Stored records:
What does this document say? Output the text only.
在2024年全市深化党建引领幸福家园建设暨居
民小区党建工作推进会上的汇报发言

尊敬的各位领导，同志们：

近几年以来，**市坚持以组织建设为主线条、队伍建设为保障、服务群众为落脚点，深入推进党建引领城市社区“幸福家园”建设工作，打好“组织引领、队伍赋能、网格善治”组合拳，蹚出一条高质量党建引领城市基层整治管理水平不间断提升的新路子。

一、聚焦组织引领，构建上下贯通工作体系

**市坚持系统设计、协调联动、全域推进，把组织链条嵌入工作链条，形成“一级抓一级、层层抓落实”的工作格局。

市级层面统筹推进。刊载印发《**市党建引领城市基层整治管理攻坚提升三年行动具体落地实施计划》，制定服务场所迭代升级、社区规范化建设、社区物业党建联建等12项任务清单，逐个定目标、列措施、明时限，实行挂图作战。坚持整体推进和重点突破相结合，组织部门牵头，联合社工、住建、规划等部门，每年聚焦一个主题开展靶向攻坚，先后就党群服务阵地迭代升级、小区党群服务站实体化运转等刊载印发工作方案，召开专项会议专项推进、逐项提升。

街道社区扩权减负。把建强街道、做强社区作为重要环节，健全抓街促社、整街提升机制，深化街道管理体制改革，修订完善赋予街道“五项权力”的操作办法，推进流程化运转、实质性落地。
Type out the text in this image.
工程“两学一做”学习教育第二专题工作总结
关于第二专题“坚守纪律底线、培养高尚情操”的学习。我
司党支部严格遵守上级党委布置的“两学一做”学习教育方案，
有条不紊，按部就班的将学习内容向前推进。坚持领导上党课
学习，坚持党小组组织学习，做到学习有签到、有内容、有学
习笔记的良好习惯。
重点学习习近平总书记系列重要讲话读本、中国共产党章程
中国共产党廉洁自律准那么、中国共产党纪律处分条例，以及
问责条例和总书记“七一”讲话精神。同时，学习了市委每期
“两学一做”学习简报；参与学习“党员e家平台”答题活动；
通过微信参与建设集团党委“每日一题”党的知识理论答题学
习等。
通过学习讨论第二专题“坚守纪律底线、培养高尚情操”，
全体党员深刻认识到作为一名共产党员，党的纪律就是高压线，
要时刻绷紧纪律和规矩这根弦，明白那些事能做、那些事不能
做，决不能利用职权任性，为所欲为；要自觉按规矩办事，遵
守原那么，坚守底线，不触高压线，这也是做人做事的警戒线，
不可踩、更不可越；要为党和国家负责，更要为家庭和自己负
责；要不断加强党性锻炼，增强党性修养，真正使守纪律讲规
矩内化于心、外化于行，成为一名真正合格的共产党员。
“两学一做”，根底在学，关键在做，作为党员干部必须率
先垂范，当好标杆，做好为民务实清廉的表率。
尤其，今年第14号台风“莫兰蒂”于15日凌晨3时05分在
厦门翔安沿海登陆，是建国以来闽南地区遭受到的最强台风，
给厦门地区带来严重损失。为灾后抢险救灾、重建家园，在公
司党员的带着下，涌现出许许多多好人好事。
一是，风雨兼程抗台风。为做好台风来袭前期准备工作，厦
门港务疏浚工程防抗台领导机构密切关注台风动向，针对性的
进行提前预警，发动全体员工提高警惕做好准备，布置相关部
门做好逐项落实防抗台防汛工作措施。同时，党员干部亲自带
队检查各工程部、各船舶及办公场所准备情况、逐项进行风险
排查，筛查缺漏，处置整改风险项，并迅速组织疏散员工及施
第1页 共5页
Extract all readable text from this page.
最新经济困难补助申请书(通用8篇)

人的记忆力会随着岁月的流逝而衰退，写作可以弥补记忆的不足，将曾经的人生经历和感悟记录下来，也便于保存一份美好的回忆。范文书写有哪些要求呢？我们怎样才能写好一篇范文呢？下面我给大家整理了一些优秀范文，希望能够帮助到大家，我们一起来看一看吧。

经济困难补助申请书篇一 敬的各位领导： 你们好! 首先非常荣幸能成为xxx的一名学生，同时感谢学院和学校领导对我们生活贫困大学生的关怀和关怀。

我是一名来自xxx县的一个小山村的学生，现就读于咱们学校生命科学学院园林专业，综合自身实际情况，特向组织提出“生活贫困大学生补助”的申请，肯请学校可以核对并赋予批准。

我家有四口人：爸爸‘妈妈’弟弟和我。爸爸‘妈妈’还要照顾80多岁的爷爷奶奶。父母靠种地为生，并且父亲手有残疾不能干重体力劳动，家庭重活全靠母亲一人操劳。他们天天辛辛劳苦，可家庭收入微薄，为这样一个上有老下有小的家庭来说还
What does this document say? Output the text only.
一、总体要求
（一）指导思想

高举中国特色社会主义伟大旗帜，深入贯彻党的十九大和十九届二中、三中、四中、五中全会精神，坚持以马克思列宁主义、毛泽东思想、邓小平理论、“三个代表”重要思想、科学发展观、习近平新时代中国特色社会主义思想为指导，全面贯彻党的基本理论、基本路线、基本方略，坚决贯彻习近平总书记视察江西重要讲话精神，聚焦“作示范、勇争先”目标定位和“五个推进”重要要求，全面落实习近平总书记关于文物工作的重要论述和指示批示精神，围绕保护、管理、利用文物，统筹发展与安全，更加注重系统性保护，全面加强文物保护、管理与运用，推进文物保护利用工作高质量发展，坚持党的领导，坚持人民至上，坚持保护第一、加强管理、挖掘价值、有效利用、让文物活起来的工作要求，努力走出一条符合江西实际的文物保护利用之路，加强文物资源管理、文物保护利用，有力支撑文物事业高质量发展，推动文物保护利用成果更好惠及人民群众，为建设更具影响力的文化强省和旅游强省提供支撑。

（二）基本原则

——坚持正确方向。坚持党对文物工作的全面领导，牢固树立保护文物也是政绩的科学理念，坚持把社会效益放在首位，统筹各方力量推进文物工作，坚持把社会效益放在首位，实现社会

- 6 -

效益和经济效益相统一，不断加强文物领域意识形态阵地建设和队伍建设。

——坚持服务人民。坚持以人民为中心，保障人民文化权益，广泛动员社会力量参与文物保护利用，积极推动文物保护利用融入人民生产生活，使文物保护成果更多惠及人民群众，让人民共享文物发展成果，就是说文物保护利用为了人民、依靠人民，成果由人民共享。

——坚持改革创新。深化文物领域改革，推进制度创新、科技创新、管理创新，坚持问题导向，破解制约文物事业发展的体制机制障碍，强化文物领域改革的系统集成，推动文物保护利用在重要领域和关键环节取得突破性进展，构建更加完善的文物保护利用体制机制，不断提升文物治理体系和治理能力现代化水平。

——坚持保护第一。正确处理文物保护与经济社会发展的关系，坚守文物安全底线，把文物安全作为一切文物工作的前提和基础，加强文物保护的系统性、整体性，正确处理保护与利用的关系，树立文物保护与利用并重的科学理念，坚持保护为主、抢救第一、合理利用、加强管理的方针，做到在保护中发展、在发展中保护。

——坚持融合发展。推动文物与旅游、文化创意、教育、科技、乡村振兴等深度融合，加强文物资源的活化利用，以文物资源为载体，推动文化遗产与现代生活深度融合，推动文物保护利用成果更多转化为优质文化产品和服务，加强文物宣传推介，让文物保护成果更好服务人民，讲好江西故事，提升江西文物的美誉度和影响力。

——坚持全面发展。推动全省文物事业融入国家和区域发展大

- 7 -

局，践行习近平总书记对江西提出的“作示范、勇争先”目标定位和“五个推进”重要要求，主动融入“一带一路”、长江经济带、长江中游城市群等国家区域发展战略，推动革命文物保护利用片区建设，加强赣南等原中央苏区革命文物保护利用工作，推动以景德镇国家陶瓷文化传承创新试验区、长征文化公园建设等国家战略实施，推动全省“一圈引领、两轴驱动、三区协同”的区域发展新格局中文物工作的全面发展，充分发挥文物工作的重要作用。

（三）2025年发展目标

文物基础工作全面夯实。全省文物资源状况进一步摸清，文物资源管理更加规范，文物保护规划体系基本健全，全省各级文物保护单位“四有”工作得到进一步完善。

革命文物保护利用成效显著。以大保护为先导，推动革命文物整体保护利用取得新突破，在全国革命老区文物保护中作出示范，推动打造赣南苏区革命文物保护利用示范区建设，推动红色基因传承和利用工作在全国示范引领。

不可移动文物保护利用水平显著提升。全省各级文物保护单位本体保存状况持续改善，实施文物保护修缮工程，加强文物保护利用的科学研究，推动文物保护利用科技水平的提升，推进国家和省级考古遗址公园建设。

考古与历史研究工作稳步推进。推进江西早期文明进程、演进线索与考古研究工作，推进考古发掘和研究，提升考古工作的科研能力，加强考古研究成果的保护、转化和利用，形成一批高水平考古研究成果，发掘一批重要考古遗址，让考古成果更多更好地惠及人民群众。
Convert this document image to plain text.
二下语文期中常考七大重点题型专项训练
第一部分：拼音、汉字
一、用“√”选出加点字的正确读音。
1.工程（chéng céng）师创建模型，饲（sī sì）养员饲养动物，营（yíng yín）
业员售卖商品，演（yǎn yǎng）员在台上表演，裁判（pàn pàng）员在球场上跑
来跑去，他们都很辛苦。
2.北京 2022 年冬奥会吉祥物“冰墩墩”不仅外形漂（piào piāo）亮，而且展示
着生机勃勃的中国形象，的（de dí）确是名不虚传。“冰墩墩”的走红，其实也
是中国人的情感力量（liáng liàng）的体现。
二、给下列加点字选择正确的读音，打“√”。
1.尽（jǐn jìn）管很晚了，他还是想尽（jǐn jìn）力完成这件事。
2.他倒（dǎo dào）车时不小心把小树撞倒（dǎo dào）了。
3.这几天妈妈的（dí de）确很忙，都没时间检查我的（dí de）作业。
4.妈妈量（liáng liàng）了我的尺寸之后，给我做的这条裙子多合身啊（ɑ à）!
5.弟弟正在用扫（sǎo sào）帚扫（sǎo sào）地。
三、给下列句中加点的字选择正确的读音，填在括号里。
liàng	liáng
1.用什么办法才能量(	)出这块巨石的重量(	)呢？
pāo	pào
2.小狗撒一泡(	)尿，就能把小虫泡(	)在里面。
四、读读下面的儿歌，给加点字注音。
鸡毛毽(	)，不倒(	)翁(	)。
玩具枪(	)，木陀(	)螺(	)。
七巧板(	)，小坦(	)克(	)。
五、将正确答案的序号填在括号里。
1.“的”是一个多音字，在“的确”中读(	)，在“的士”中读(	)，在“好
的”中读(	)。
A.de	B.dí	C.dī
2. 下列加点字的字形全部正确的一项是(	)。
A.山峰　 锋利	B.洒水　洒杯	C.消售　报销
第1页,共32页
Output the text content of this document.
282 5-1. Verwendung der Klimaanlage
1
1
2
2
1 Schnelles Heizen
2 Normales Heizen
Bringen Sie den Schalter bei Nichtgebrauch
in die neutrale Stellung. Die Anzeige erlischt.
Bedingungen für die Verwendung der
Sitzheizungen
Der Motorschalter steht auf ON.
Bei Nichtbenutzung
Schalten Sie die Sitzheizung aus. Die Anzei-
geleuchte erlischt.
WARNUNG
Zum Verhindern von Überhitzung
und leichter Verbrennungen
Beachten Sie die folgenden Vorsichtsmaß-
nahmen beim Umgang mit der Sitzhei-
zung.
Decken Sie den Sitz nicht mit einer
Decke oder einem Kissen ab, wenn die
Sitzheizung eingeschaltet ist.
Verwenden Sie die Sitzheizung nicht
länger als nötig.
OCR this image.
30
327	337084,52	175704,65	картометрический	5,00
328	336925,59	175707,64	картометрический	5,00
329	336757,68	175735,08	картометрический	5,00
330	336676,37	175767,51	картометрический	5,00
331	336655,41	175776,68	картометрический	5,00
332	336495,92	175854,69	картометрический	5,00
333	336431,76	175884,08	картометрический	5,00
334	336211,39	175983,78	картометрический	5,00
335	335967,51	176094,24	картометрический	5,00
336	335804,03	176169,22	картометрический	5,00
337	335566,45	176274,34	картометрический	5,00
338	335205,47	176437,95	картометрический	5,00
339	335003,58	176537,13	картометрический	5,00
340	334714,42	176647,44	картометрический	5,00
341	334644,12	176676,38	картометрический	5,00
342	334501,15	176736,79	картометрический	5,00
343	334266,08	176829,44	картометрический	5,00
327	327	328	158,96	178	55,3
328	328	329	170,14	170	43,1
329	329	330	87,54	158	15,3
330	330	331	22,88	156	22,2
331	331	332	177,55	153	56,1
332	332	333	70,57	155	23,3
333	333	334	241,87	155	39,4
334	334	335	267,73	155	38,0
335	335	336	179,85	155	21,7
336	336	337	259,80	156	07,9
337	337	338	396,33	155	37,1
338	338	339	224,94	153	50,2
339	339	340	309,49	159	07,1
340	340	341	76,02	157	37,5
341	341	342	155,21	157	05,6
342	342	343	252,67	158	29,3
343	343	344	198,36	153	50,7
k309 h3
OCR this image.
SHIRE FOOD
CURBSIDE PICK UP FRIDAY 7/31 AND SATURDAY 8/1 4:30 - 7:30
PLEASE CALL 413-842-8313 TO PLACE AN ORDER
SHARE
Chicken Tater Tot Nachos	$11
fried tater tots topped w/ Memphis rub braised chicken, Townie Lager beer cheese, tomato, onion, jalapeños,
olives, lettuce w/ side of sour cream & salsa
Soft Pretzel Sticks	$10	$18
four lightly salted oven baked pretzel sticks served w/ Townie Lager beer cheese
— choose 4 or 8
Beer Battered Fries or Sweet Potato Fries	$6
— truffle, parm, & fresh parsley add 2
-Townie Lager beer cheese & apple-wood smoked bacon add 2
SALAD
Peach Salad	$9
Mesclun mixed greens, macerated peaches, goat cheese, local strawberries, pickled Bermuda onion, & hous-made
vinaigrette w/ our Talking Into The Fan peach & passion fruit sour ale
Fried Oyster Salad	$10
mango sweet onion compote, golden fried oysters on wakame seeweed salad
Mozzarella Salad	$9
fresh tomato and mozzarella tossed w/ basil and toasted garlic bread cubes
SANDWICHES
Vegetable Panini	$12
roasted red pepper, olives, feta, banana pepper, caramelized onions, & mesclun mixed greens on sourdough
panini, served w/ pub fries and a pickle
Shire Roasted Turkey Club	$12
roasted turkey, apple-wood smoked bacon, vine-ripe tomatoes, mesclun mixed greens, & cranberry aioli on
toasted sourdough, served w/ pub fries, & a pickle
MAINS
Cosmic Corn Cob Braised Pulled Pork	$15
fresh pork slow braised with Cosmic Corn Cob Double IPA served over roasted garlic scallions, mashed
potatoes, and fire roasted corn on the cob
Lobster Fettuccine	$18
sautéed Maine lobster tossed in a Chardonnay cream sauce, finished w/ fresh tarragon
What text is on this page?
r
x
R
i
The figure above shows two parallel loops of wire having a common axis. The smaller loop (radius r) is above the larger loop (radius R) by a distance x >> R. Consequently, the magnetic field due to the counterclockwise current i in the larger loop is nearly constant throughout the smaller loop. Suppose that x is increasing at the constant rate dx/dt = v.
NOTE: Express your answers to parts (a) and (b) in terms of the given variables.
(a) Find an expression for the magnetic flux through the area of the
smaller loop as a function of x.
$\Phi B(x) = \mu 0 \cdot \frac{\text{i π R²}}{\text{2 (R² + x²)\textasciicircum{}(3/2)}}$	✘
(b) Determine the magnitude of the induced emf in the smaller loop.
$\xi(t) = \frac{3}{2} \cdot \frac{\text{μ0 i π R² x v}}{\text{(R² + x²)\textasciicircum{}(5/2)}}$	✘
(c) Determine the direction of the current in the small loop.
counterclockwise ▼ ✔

# What is required
Where a line above contains the word "document", copy that line.

# Output
What does this document say? Output the text only.
What does this document say? Output the text only.
Convert this document image to plain text.
Output the text content of this document.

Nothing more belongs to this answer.